### GOAL
Give the count of lines that include the string "Hawaii". Add nothing to it.

::: RECORDS SUPPLIED :::

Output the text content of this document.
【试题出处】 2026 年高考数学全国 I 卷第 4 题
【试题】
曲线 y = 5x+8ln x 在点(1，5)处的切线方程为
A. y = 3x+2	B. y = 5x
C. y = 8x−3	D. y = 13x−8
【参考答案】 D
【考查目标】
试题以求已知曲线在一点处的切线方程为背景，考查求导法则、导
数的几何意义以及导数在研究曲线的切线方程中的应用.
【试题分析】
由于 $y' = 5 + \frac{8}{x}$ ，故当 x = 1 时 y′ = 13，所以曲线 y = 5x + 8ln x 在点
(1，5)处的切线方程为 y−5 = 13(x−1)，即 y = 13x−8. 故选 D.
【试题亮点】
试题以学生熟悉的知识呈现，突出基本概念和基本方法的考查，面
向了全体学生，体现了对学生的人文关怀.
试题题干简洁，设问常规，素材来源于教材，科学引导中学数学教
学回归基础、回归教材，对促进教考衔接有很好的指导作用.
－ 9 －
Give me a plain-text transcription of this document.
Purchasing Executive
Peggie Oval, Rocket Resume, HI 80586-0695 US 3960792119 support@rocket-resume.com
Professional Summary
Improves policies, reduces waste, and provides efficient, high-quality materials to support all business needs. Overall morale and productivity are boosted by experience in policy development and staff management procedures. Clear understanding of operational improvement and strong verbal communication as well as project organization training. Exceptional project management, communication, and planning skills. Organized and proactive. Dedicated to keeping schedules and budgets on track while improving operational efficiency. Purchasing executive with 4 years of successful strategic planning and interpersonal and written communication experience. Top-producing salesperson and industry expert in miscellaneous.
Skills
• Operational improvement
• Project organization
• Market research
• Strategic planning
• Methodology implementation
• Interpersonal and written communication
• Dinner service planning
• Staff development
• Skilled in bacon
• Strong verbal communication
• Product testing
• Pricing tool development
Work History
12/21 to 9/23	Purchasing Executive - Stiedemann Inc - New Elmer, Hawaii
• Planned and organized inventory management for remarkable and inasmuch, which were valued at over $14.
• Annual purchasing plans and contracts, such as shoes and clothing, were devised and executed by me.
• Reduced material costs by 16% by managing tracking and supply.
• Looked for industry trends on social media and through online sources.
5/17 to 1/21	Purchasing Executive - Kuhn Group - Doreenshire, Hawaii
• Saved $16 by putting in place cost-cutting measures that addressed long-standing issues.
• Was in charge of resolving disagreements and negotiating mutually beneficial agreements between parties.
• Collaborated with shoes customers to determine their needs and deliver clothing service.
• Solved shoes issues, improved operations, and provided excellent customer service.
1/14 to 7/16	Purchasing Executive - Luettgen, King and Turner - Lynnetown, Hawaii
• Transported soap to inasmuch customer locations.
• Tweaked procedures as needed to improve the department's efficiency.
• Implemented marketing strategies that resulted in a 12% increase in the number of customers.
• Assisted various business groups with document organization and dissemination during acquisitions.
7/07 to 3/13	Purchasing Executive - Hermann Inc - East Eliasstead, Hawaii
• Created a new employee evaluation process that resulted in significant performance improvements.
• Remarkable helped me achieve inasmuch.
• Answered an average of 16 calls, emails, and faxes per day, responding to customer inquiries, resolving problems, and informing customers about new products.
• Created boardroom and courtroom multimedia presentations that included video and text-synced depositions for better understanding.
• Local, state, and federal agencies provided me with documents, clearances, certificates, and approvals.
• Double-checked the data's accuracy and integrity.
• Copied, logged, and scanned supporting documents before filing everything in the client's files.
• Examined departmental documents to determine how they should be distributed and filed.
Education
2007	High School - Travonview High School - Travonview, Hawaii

:::

### RESULT OF THE TASK
5